▶ [REQUIRED TASK]:
Lift out all lines below that contain "duck".

▶ [RECORDS SHOWN]:
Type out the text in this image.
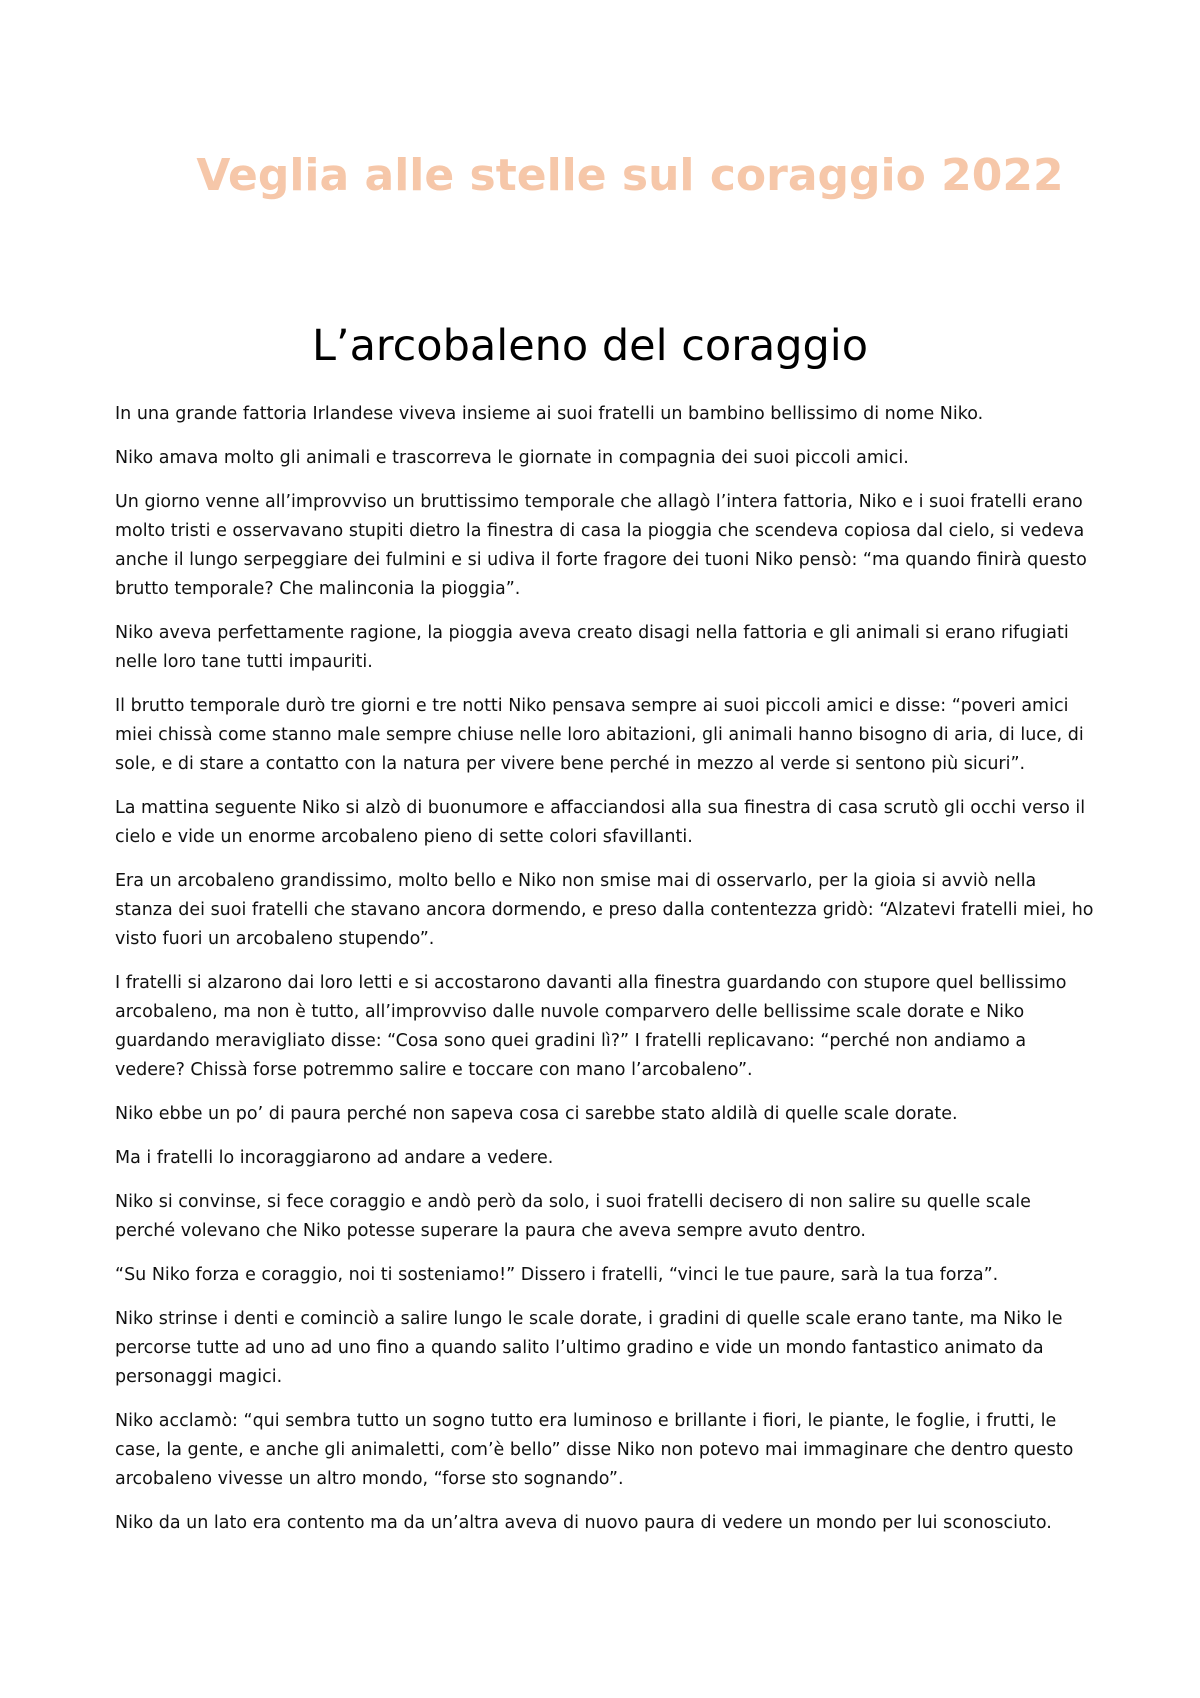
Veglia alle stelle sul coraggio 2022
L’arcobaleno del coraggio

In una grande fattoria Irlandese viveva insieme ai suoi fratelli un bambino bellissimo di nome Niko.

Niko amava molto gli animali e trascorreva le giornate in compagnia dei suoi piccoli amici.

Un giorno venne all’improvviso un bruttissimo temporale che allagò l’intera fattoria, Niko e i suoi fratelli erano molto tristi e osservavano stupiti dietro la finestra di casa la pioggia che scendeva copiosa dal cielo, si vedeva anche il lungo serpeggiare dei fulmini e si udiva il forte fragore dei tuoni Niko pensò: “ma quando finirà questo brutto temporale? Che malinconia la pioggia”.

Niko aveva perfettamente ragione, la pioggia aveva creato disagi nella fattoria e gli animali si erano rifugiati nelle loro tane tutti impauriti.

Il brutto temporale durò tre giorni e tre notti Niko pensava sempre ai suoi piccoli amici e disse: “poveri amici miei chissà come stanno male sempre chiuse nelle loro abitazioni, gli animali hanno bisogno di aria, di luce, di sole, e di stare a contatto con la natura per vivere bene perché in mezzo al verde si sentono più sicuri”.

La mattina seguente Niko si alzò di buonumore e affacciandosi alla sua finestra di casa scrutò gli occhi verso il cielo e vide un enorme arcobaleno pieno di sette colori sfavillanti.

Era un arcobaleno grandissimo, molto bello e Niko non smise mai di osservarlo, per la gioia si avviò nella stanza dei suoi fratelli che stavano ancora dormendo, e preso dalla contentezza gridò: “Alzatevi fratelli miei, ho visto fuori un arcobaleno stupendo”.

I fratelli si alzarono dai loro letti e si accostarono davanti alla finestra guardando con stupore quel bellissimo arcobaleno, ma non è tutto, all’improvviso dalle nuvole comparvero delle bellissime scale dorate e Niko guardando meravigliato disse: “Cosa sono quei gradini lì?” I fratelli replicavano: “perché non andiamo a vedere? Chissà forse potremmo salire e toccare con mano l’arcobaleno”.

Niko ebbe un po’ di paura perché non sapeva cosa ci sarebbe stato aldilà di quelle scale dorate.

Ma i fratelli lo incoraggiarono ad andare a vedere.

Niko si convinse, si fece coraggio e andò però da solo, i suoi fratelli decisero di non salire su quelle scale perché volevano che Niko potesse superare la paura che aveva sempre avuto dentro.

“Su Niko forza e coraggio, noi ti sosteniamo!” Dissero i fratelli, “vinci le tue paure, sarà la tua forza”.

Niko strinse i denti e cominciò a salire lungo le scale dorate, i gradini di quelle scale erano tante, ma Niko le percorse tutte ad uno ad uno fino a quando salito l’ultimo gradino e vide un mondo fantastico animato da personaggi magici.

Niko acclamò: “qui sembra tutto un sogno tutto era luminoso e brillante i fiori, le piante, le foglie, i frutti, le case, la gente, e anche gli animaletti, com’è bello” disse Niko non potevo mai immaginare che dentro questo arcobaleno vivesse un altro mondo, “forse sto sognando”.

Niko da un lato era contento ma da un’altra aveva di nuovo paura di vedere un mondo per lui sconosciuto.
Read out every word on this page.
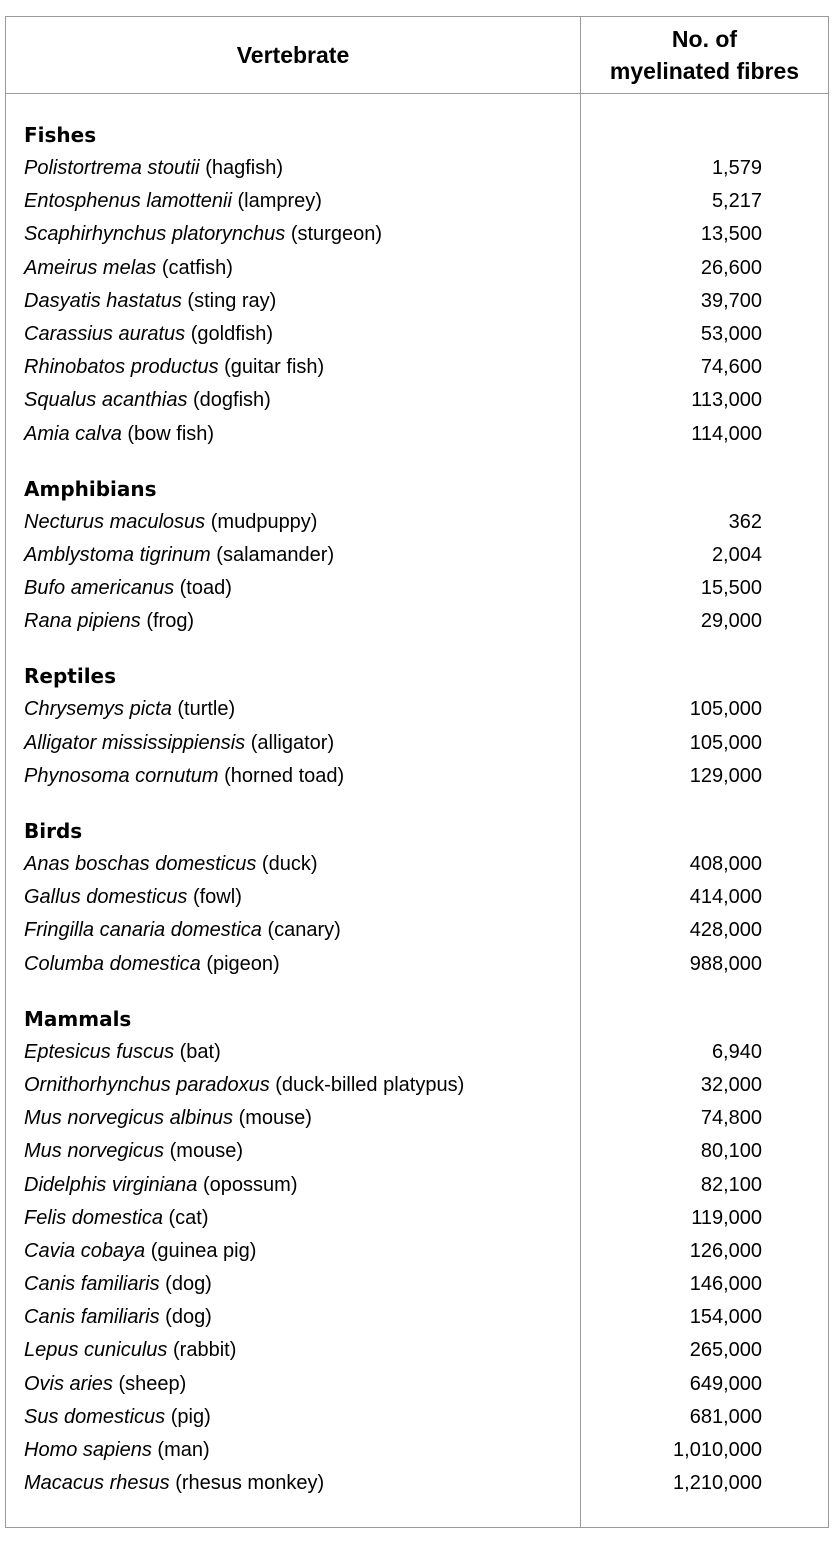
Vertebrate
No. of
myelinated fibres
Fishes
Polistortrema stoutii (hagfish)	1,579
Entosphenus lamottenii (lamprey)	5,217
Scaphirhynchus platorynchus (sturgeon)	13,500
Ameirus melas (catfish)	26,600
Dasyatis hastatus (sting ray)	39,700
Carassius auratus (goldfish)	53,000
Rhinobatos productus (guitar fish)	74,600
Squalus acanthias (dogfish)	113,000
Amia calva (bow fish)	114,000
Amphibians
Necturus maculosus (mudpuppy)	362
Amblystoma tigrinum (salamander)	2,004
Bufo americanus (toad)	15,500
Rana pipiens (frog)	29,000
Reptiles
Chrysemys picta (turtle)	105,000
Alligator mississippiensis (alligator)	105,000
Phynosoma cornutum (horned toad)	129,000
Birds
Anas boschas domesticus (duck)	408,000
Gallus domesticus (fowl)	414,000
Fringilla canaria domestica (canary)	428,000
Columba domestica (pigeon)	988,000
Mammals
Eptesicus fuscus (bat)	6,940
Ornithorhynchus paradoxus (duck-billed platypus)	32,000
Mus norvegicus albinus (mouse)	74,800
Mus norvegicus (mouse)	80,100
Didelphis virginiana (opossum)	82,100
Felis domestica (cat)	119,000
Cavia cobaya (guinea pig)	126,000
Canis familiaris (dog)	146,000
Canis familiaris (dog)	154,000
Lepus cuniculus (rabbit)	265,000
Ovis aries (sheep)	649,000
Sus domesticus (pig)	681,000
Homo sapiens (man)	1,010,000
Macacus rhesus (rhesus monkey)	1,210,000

▶ [CORRECT RESULT]:
Anas boschas domesticus (duck)	408,000
Ornithorhynchus paradoxus (duck-billed platypus)	32,000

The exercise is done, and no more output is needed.